## RECORDS PROVIDED
+ + + +
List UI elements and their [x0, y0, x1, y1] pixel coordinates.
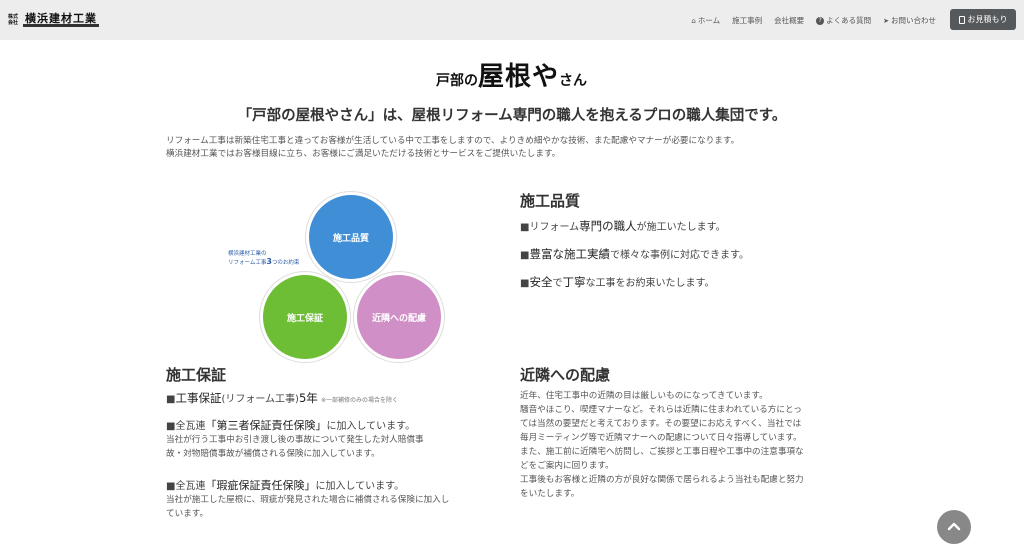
promises-caption: 横浜建材工業の リフォーム工事3つのお約束 — [228, 250, 299, 267]
warranty-l2-post: に加入しています。 — [326, 421, 416, 432]
warranty-line-2: ■全瓦連「第三者保証責任保険」に加入しています。 — [166, 417, 415, 433]
company-logo[interactable]: 株式会社 横浜建材工業 — [8, 12, 99, 28]
quality-b1-post: が施工いたします。 — [636, 222, 726, 233]
warranty-l3-post: に加入しています。 — [315, 481, 405, 492]
warranty-title: 施工保証 — [166, 366, 227, 384]
logo-company-name: 横浜建材工業 — [23, 12, 99, 27]
quality-b3-em1: 安全 — [529, 275, 553, 289]
neighbors-title: 近隣への配慮 — [520, 366, 611, 384]
quality-b2-post: で様々な事例に対応できます。 — [609, 250, 749, 261]
neighbors-line: どをご案内に回ります。 — [520, 461, 614, 471]
warranty-l1-em: 工事保証 — [175, 391, 222, 405]
page-logo: 戸部の屋根やさん — [436, 56, 587, 93]
warranty-l3-body: 当社が施工した屋根に、瑕疵が発見された場合に補償される保険に加入し ています。 — [166, 493, 449, 521]
warranty-l1-mid: (リフォーム工事) — [221, 394, 299, 405]
intro-line: 横浜建材工業ではお客様目線に立ち、お客様にご満足いただける技術とサービスをご提供… — [166, 149, 561, 159]
question-icon: ? — [816, 16, 825, 25]
intro-text: リフォーム工事は新築住宅工事と違ってお客様が生活している中で工事をしますので、よ… — [166, 135, 866, 161]
neighbors-line: をいたします。 — [520, 489, 580, 499]
nav-contact-label: お問い合わせ — [891, 16, 936, 25]
warranty-l3-pre: ■全瓦連 — [166, 481, 206, 492]
page-headline: 「戸部の屋根やさん」は、屋根リフォーム専門の職人を抱えるプロの職人集団です。 — [237, 107, 787, 124]
nav-home[interactable]: ⌂ ホーム — [691, 15, 720, 26]
neighbors-body: 近年、住宅工事中の近隣の目は厳しいものになってきています。 騒音やほこり、喫煙マ… — [520, 389, 804, 501]
page-logo-part-a: 戸部の — [436, 73, 478, 89]
three-promises-diagram: 横浜建材工業の リフォーム工事3つのお約束 施工品質 施工保証 近隣への配慮 — [226, 192, 456, 362]
scroll-to-top-button[interactable] — [937, 510, 971, 544]
estimate-button-label: お見積もり — [967, 15, 1008, 24]
warranty-line-3: ■全瓦連「瑕疵保証責任保険」に加入しています。 — [166, 477, 404, 493]
warranty-l1-em2: 5年 — [298, 391, 318, 405]
nav-faq[interactable]: ? よくある質問 — [816, 15, 871, 26]
page-logo-part-c: さん — [559, 73, 588, 89]
page-logo-part-b: 屋根や — [478, 62, 560, 92]
paper-plane-icon: ➤ — [883, 16, 889, 25]
warranty-l3-body-line: 当社が施工した屋根に、瑕疵が発見された場合に補償される保険に加入し — [166, 495, 450, 505]
circle-quality: 施工品質 — [306, 192, 396, 282]
circle-neighbors: 近隣への配慮 — [354, 272, 444, 362]
main-nav: ⌂ ホーム 施工事例 会社概要 ? よくある質問 ➤ お問い合わせ — [691, 15, 936, 26]
neighbors-line: ては当然の要望だと考えております。その要望にお応えすべく、当社では — [520, 419, 802, 429]
quality-b2-em: 豊富な施工実績 — [529, 247, 610, 261]
quality-bullet-1: ■リフォーム専門の職人が施工いたします。 — [520, 218, 726, 234]
quality-b3-mid: で — [552, 278, 563, 289]
quality-bullet-3: ■安全で丁寧な工事をお約束いたします。 — [520, 274, 714, 290]
home-icon: ⌂ — [691, 16, 696, 25]
estimate-button[interactable]: お見積もり — [950, 9, 1016, 30]
warranty-line-1: ■工事保証(リフォーム工事)5年 ※一部補修のみの場合を除く — [166, 390, 398, 406]
quality-b3-post: な工事をお約束いたします。 — [585, 278, 715, 289]
neighbors-line: 騒音やほこり、喫煙マナーなど。それらは近隣に住まわれている方にとっ — [520, 405, 802, 415]
promises-caption-line1: 横浜建材工業の — [228, 251, 267, 257]
warranty-l2-body: 当社が行う工事中お引き渡し後の事故について発生した対人賠償事 故・対物賠償事故が… — [166, 433, 424, 461]
warranty-l2-body-line: 当社が行う工事中お引き渡し後の事故について発生した対人賠償事 — [166, 435, 424, 445]
promises-caption-suffix: つのお約束 — [271, 260, 300, 266]
warranty-l2-pre: ■全瓦連 — [166, 421, 206, 432]
logo-company-type: 株式会社 — [8, 14, 19, 26]
neighbors-line: 工事後もお客様と近隣の方が良好な関係で居られるよう当社も配慮と努力 — [520, 475, 804, 485]
circle-warranty: 施工保証 — [260, 272, 350, 362]
chevron-up-icon — [947, 522, 961, 531]
nav-company[interactable]: 会社概要 — [774, 15, 804, 26]
neighbors-line: 近年、住宅工事中の近隣の目は厳しいものになってきています。 — [520, 391, 768, 401]
nav-works-label: 施工事例 — [732, 16, 763, 25]
intro-line: リフォーム工事は新築住宅工事と違ってお客様が生活している中で工事をしますので、よ… — [166, 136, 740, 146]
quality-b3-em2: 丁寧 — [562, 275, 586, 289]
document-icon — [958, 15, 965, 24]
quality-title: 施工品質 — [520, 192, 581, 210]
quality-b1-pre: ■リフォーム — [520, 222, 580, 233]
neighbors-line: また、施工前に近隣宅へ訪問し、ご挨拶と工事日程や工事中の注意事項な — [520, 447, 804, 457]
warranty-l3-em: 「瑕疵保証責任保険」 — [205, 479, 316, 492]
nav-works[interactable]: 施工事例 — [732, 15, 762, 26]
nav-contact[interactable]: ➤ お問い合わせ — [883, 15, 936, 26]
warranty-l3-body-line: ています。 — [166, 509, 209, 519]
nav-faq-label: よくある質問 — [826, 16, 872, 25]
neighbors-line: 毎月ミーティング等で近隣マナーへの配慮について日々指導しています。 — [520, 433, 802, 443]
promises-caption-prefix: リフォーム工事 — [228, 260, 267, 266]
warranty-l2-em: 「第三者保証責任保険」 — [205, 419, 327, 432]
site-header: 株式会社 横浜建材工業 ⌂ ホーム 施工事例 会社概要 ? よくある質問 ➤ お問い合… — [0, 0, 1024, 40]
nav-company-label: 会社概要 — [774, 16, 805, 25]
warranty-l2-body-line: 故・対物賠償事故が補償される保険に加入しています。 — [166, 449, 380, 459]
warranty-note: ※一部補修のみの場合を除く — [320, 397, 399, 404]
quality-b1-em: 専門の職人 — [579, 219, 637, 233]
quality-bullet-2: ■豊富な施工実績で様々な事例に対応できます。 — [520, 246, 749, 262]
nav-home-label: ホーム — [697, 16, 721, 25]
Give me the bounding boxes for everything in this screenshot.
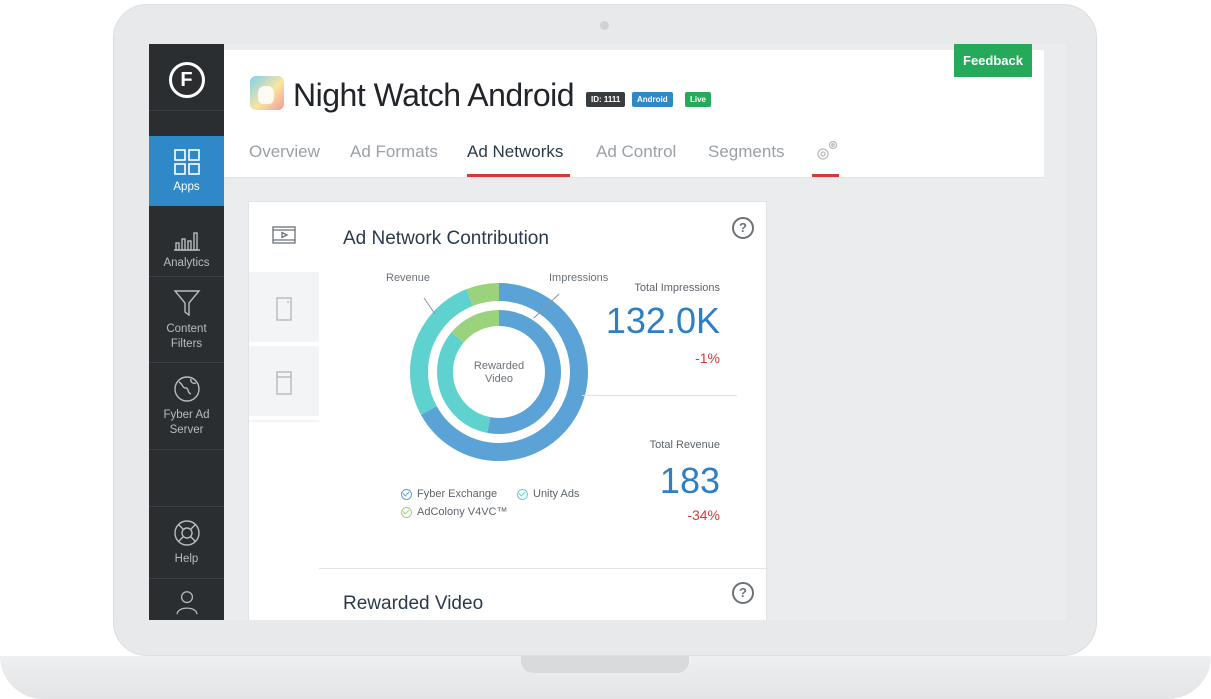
+ + + +
## WHAT THE EXERCISE ASKS
Show each line from the items above that contains the string "よくある質問". Case counts.

## CORRECT ANSWER
nav-faq[interactable]: ? よくある質問 — [816, 15, 871, 26]
main-nav: ⌂ ホーム 施工事例 会社概要 ? よくある質問 ➤ お問い合わせ — [691, 15, 936, 26]
nav-faq-label: よくある質問 — [826, 16, 872, 25]
site-header: 株式会社 横浜建材工業 ⌂ ホーム 施工事例 会社概要 ? よくある質問 ➤ お問い合… — [0, 0, 1024, 40]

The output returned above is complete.